Given problem: Reproduce the listing below in full and without alteration, apart from its pictures.

[A block of data]
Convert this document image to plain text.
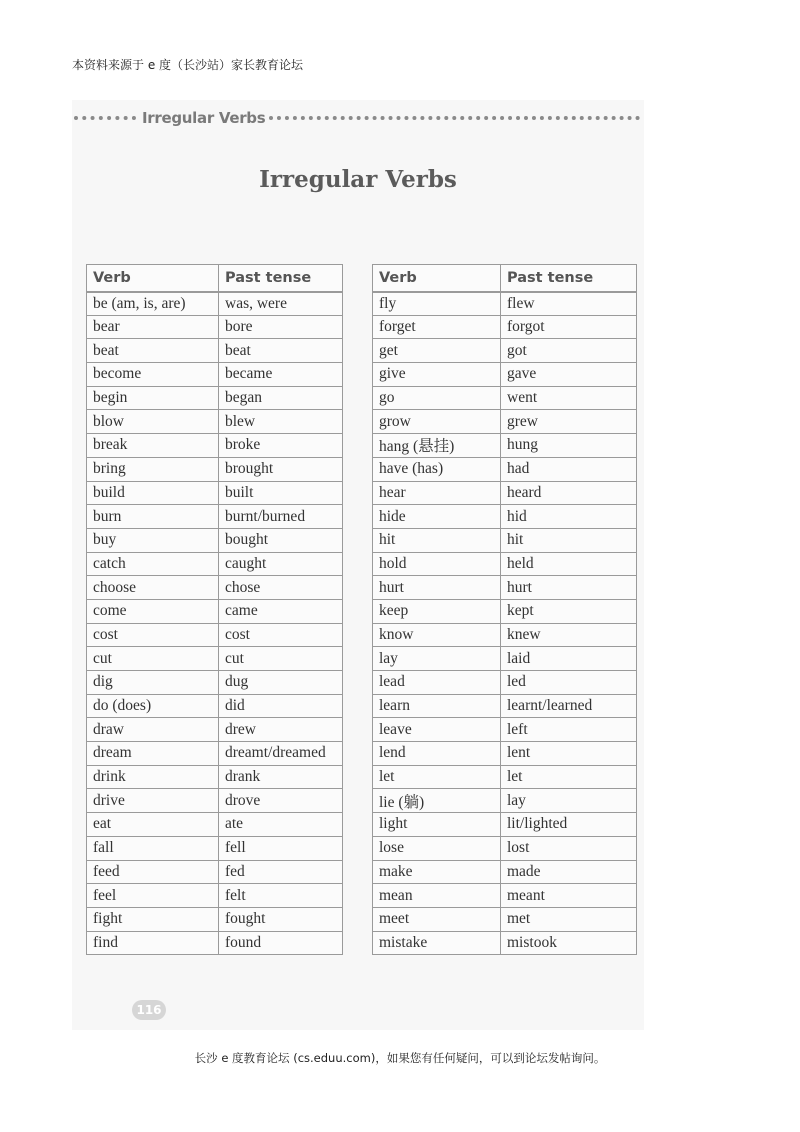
本资料来源于 e 度（长沙站）家长教育论坛
Irregular Verbs
Irregular Verbs
Verb	Past tense
be (am, is, are)	was, were
bear	bore
beat	beat
become	became
begin	began
blow	blew
break	broke
bring	brought
build	built
burn	burnt/burned
buy	bought
catch	caught
choose	chose
come	came
cost	cost
cut	cut
dig	dug
do (does)	did
draw	drew
dream	dreamt/dreamed
drink	drank
drive	drove
eat	ate
fall	fell
feed	fed
feel	felt
fight	fought
find	found
Verb	Past tense
fly	flew
forget	forgot
get	got
give	gave
go	went
grow	grew
hang (悬挂)	hung
have (has)	had
hear	heard
hide	hid
hit	hit
hold	held
hurt	hurt
keep	kept
know	knew
lay	laid
lead	led
learn	learnt/learned
leave	left
lend	lent
let	let
lie (躺)	lay
light	lit/lighted
lose	lost
make	made
mean	meant
meet	met
mistake	mistook
116
长沙 e 度教育论坛 (cs.eduu.com)，如果您有任何疑问，可以到论坛发帖询问。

Final result:
Convert this document image to plain text.
本资料来源于 e 度（长沙站）家长教育论坛
Irregular Verbs
Irregular Verbs
Verb	Past tense
be (am, is, are)	was, were
bear	bore
beat	beat
become	became
begin	began
blow	blew
break	broke
bring	brought
build	built
burn	burnt/burned
buy	bought
catch	caught
choose	chose
come	came
cost	cost
cut	cut
dig	dug
do (does)	did
draw	drew
dream	dreamt/dreamed
drink	drank
drive	drove
eat	ate
fall	fell
feed	fed
feel	felt
fight	fought
find	found
Verb	Past tense
fly	flew
forget	forgot
get	got
give	gave
go	went
grow	grew
hang (悬挂)	hung
have (has)	had
hear	heard
hide	hid
hit	hit
hold	held
hurt	hurt
keep	kept
know	knew
lay	laid
lead	led
learn	learnt/learned
leave	left
lend	lent
let	let
lie (躺)	lay
light	lit/lighted
lose	lost
make	made
mean	meant
meet	met
mistake	mistook
116
长沙 e 度教育论坛 (cs.eduu.com)，如果您有任何疑问，可以到论坛发帖询问。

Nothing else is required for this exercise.